### Your instructions
Report how many lines contain "fila"; state the number and nothing else.

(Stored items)
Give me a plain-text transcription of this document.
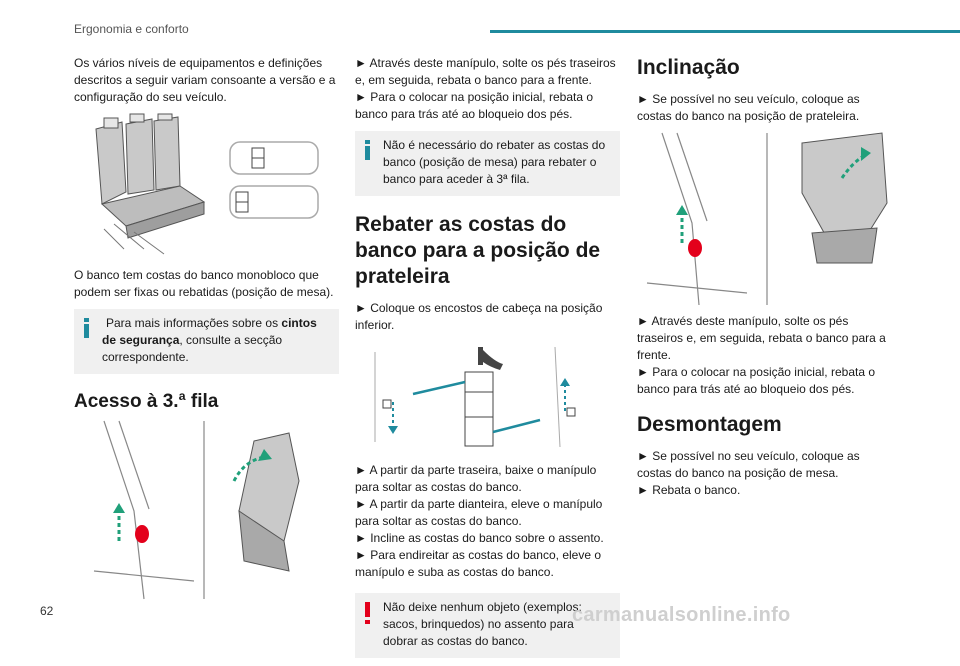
Ergonomia e conforto

Os vários níveis de equipamentos e definições descritos a seguir variam consoante a versão e a configuração do seu veículo.

O banco tem costas do banco monobloco que podem ser fixas ou rebatidas (posição de mesa).

Para mais informações sobre os cintos de segurança, consulte a secção correspondente.
Acesso à 3.ª fila

► Através deste manípulo, solte os pés traseiros e, em seguida, rebata o banco para a frente.

► Para o colocar na posição inicial, rebata o banco para trás até ao bloqueio dos pés.

Não é necessário do rebater as costas do banco (posição de mesa) para rebater o banco para aceder à 3ª fila.
Rebater as costas do banco para a posição de prateleira

► Coloque os encostos de cabeça na posição inferior.

► A partir da parte traseira, baixe o manípulo para soltar as costas do banco.

► A partir da parte dianteira, eleve o manípulo para soltar as costas do banco.

► Incline as costas do banco sobre o assento.

► Para endireitar as costas do banco, eleve o manípulo e suba as costas do banco.

Não deixe nenhum objeto (exemplos: sacos, brinquedos) no assento para dobrar as costas do banco.
Inclinação

► Se possível no seu veículo, coloque as costas do banco na posição de prateleira.

► Através deste manípulo, solte os pés traseiros e, em seguida, rebata o banco para a frente.

► Para o colocar na posição inicial, rebata o banco para trás até ao bloqueio dos pés.

Desmontagem

► Se possível no seu veículo, coloque as costas do banco na posição de mesa.

► Rebata o banco.

62	carmanualsonline.info
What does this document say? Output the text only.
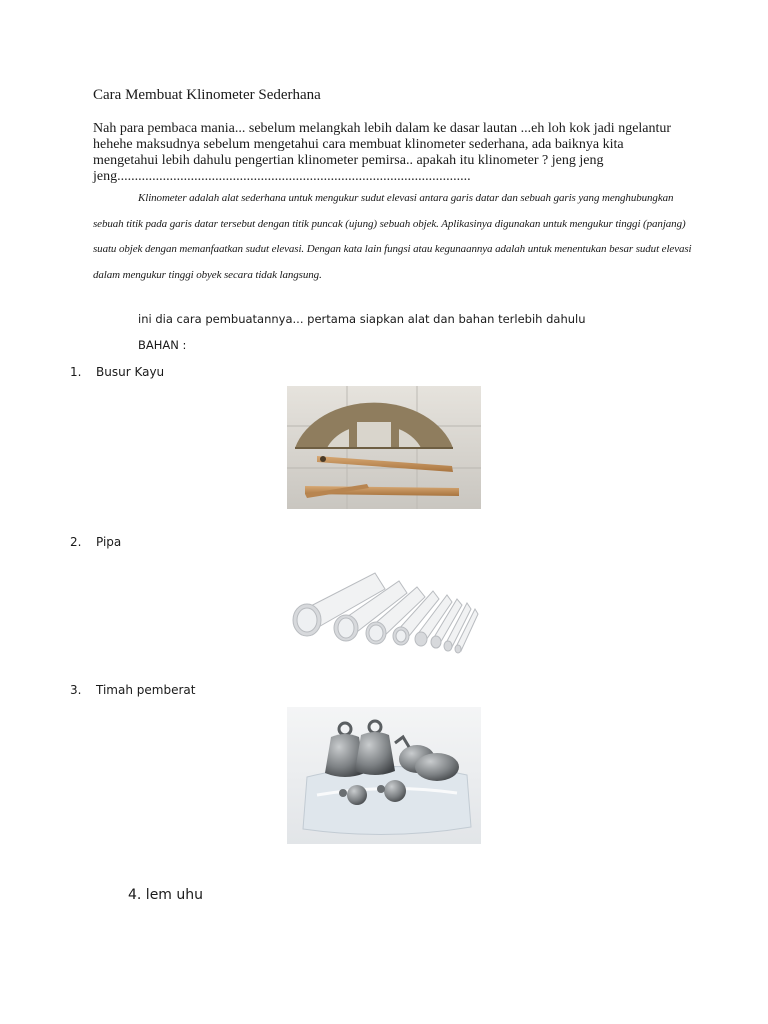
Cara Membuat Klinometer Sederhana

Nah para pembaca mania... sebelum melangkah lebih dalam ke dasar lautan ...eh loh kok jadi ngelantur hehehe maksudnya sebelum mengetahui cara membuat klinometer sederhana, ada baiknya kita mengetahui lebih dahulu pengertian klinometer pemirsa.. apakah itu klinometer ? jeng jeng jeng.....................................................................................................

Klinometer adalah alat sederhana untuk mengukur sudut elevasi antara garis datar dan sebuah garis yang menghubungkan sebuah titik pada garis datar tersebut dengan titik puncak (ujung) sebuah objek. Aplikasinya digunakan untuk mengukur tinggi (panjang) suatu objek dengan memanfaatkan sudut elevasi. Dengan kata lain fungsi atau kegunaannya adalah untuk menentukan besar sudut elevasi dalam mengukur tinggi obyek secara tidak langsung.

ini dia cara pembuatannya... pertama siapkan alat dan bahan terlebih dahulu

BAHAN :

1. Busur Kayu

2. Pipa

3. Timah pemberat

4. lem uhu
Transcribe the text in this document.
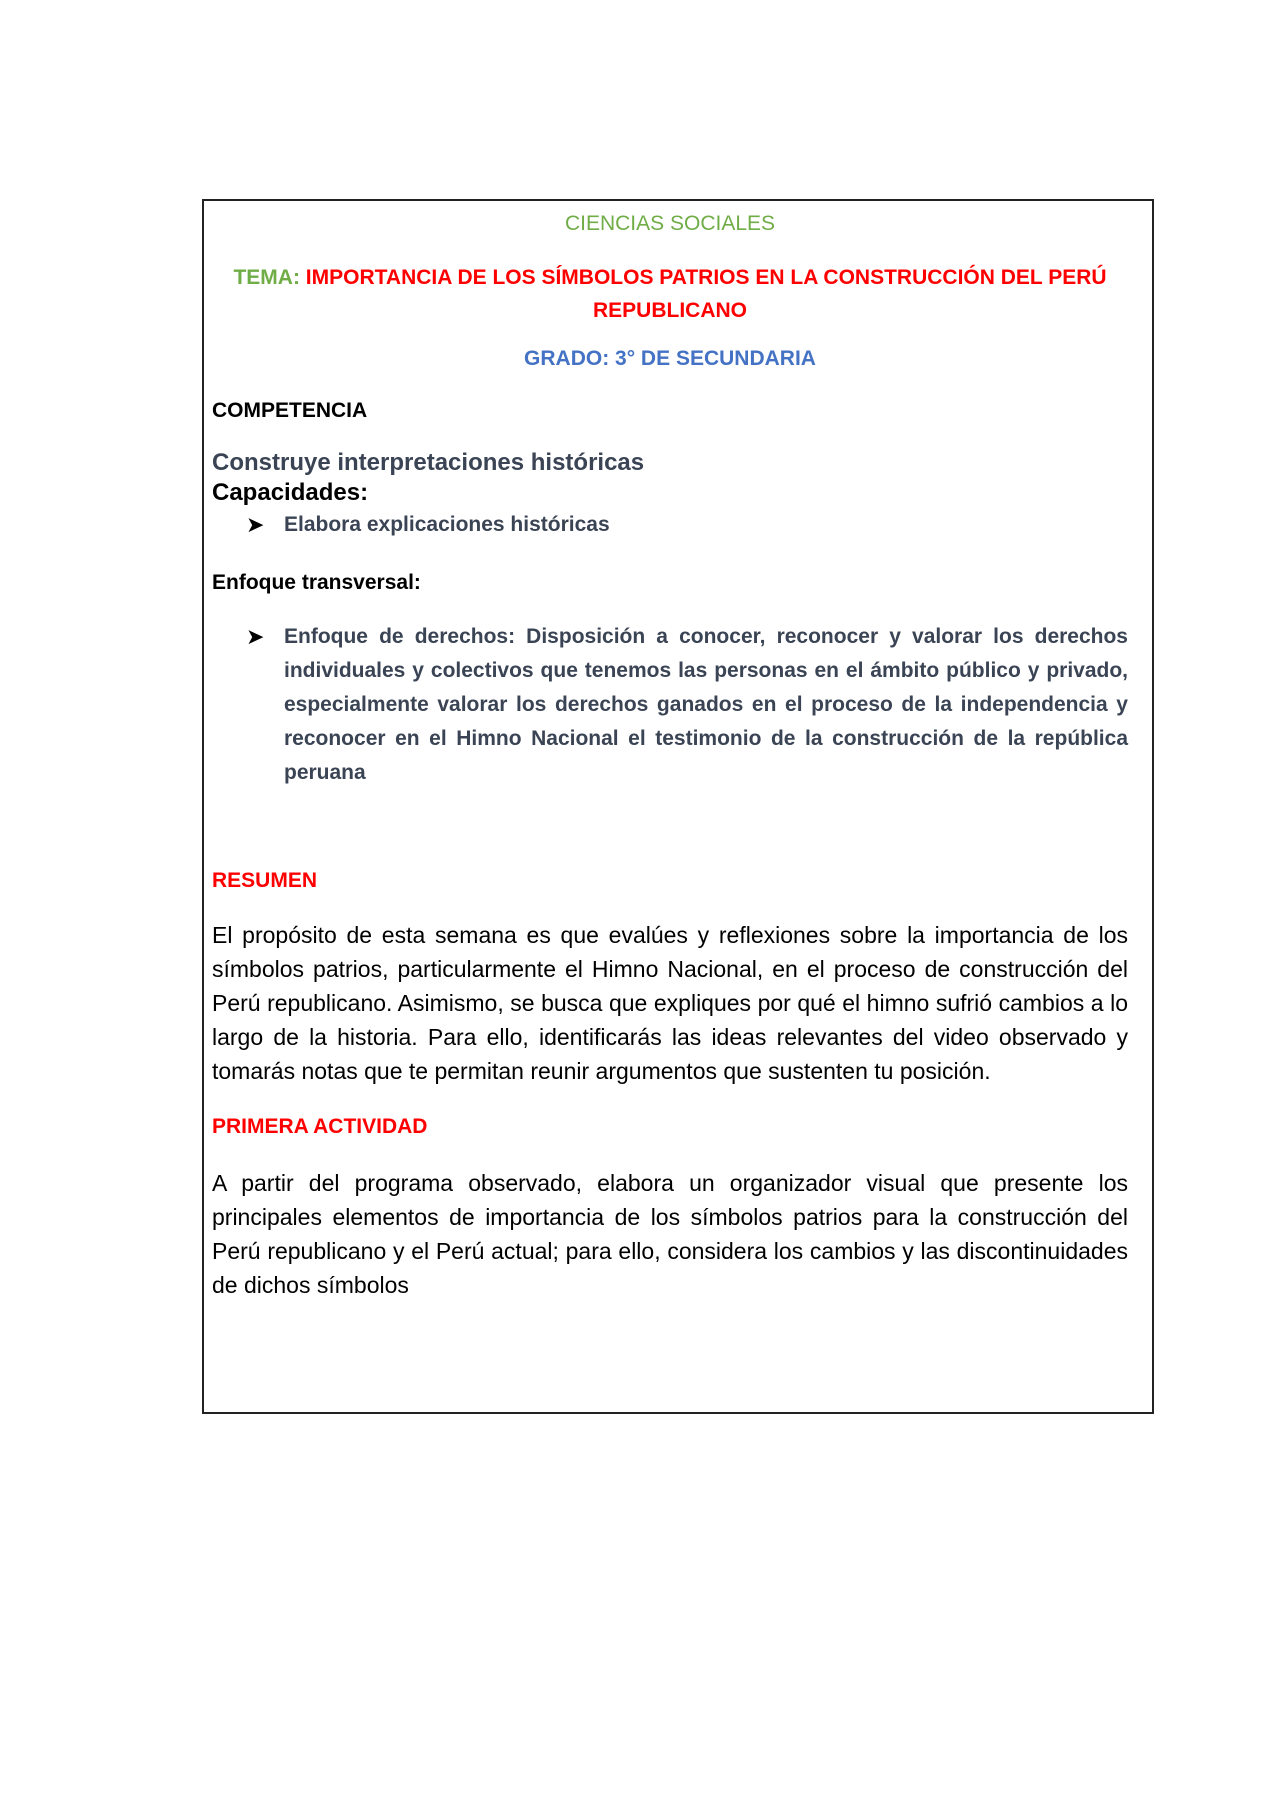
CIENCIAS SOCIALES

TEMA: IMPORTANCIA DE LOS SÍMBOLOS PATRIOS EN LA CONSTRUCCIÓN DEL PERÚ REPUBLICANO

GRADO: 3° DE SECUNDARIA

COMPETENCIA

Construye interpretaciones históricas

Capacidades:

➤ Elabora explicaciones históricas

Enfoque transversal:

➤ Enfoque de derechos: Disposición a conocer, reconocer y valorar los derechos individuales y colectivos que tenemos las personas en el ámbito público y privado, especialmente valorar los derechos ganados en el proceso de la independencia y reconocer en el Himno Nacional el testimonio de la construcción de la república peruana

RESUMEN

El propósito de esta semana es que evalúes y reflexiones sobre la importancia de los símbolos patrios, particularmente el Himno Nacional, en el proceso de construcción del Perú republicano. Asimismo, se busca que expliques por qué el himno sufrió cambios a lo largo de la historia. Para ello, identificarás las ideas relevantes del video observado y tomarás notas que te permitan reunir argumentos que sustenten tu posición.

PRIMERA ACTIVIDAD

A partir del programa observado, elabora un organizador visual que presente los principales elementos de importancia de los símbolos patrios para la construcción del Perú republicano y el Perú actual; para ello, considera los cambios y las discontinuidades de dichos símbolos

### Correct answer
2